— Begin —

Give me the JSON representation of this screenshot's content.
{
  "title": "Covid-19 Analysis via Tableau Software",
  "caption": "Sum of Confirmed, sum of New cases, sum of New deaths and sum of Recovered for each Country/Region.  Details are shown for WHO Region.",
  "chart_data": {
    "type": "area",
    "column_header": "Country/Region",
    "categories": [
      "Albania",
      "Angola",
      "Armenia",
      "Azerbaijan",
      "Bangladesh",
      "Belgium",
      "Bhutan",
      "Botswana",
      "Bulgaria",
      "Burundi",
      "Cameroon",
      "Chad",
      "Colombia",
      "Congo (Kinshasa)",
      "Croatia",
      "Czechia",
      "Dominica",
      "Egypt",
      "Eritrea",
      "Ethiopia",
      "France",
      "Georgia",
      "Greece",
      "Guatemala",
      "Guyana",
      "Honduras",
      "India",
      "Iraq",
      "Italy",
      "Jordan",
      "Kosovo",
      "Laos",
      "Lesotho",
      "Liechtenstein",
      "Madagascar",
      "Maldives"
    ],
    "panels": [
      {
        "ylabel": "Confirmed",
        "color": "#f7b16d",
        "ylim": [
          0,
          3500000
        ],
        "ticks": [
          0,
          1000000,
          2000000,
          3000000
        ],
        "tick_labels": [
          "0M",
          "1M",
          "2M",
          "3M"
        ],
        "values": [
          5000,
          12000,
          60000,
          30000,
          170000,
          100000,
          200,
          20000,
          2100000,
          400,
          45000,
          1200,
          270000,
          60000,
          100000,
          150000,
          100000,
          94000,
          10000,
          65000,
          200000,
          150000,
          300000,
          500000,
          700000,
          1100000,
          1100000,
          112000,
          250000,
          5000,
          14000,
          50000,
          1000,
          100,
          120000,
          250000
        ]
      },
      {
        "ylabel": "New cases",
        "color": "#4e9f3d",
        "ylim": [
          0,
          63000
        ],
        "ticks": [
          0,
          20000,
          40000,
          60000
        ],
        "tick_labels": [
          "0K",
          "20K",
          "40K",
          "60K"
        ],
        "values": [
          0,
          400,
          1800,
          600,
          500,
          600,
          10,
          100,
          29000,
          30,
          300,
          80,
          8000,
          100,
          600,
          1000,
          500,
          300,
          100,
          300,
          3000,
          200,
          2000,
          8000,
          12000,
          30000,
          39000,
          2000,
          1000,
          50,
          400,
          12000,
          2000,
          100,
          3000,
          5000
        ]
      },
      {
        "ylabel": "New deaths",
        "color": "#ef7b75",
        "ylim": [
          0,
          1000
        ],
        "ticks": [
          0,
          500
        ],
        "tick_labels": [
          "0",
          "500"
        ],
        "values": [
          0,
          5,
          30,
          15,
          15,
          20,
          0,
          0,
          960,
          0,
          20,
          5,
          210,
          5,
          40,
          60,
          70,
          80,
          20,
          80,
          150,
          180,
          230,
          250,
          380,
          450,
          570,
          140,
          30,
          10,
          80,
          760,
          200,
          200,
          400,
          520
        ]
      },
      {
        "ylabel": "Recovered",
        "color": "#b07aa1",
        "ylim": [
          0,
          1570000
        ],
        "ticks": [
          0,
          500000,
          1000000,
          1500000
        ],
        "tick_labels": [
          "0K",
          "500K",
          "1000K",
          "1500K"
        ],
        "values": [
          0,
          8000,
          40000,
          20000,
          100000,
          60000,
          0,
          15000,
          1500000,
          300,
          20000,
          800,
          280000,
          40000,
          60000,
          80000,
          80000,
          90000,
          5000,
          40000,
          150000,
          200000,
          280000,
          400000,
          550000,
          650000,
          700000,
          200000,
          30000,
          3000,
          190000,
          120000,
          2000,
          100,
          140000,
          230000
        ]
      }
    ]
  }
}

— End —

Go through the listing and print each line exactly as it appears.

Give me the JSON representation of this screenshot's content.
{
  "title": "Covid-19 Analysis via Tableau Software",
  "caption": "Sum of Confirmed, sum of New cases, sum of New deaths and sum of Recovered for each Country/Region.  Details are shown for WHO Region.",
  "chart_data": {
    "type": "area",
    "column_header": "Country/Region",
    "categories": [
      "Albania",
      "Angola",
      "Armenia",
      "Azerbaijan",
      "Bangladesh",
      "Belgium",
      "Bhutan",
      "Botswana",
      "Bulgaria",
      "Burundi",
      "Cameroon",
      "Chad",
      "Colombia",
      "Congo (Kinshasa)",
      "Croatia",
      "Czechia",
      "Dominica",
      "Egypt",
      "Eritrea",
      "Ethiopia",
      "France",
      "Georgia",
      "Greece",
      "Guatemala",
      "Guyana",
      "Honduras",
      "India",
      "Iraq",
      "Italy",
      "Jordan",
      "Kosovo",
      "Laos",
      "Lesotho",
      "Liechtenstein",
      "Madagascar",
      "Maldives"
    ],
    "panels": [
      {
        "ylabel": "Confirmed",
        "color": "#f7b16d",
        "ylim": [
          0,
          3500000
        ],
        "ticks": [
          0,
          1000000,
          2000000,
          3000000
        ],
        "tick_labels": [
          "0M",
          "1M",
          "2M",
          "3M"
        ],
        "values": [
          5000,
          12000,
          60000,
          30000,
          170000,
          100000,
          200,
          20000,
          2100000,
          400,
          45000,
          1200,
          270000,
          60000,
          100000,
          150000,
          100000,
          94000,
          10000,
          65000,
          200000,
          150000,
          300000,
          500000,
          700000,
          1100000,
          1100000,
          112000,
          250000,
          5000,
          14000,
          50000,
          1000,
          100,
          120000,
          250000
        ]
      },
      {
        "ylabel": "New cases",
        "color": "#4e9f3d",
        "ylim": [
          0,
          63000
        ],
        "ticks": [
          0,
          20000,
          40000,
          60000
        ],
        "tick_labels": [
          "0K",
          "20K",
          "40K",
          "60K"
        ],
        "values": [
          0,
          400,
          1800,
          600,
          500,
          600,
          10,
          100,
          29000,
          30,
          300,
          80,
          8000,
          100,
          600,
          1000,
          500,
          300,
          100,
          300,
          3000,
          200,
          2000,
          8000,
          12000,
          30000,
          39000,
          2000,
          1000,
          50,
          400,
          12000,
          2000,
          100,
          3000,
          5000
        ]
      },
      {
        "ylabel": "New deaths",
        "color": "#ef7b75",
        "ylim": [
          0,
          1000
        ],
        "ticks": [
          0,
          500
        ],
        "tick_labels": [
          "0",
          "500"
        ],
        "values": [
          0,
          5,
          30,
          15,
          15,
          20,
          0,
          0,
          960,
          0,
          20,
          5,
          210,
          5,
          40,
          60,
          70,
          80,
          20,
          80,
          150,
          180,
          230,
          250,
          380,
          450,
          570,
          140,
          30,
          10,
          80,
          760,
          200,
          200,
          400,
          520
        ]
      },
      {
        "ylabel": "Recovered",
        "color": "#b07aa1",
        "ylim": [
          0,
          1570000
        ],
        "ticks": [
          0,
          500000,
          1000000,
          1500000
        ],
        "tick_labels": [
          "0K",
          "500K",
          "1000K",
          "1500K"
        ],
        "values": [
          0,
          8000,
          40000,
          20000,
          100000,
          60000,
          0,
          15000,
          1500000,
          300,
          20000,
          800,
          280000,
          40000,
          60000,
          80000,
          80000,
          90000,
          5000,
          40000,
          150000,
          200000,
          280000,
          400000,
          550000,
          650000,
          700000,
          200000,
          30000,
          3000,
          190000,
          120000,
          2000,
          100,
          140000,
          230000
        ]
      }
    ]
  }
}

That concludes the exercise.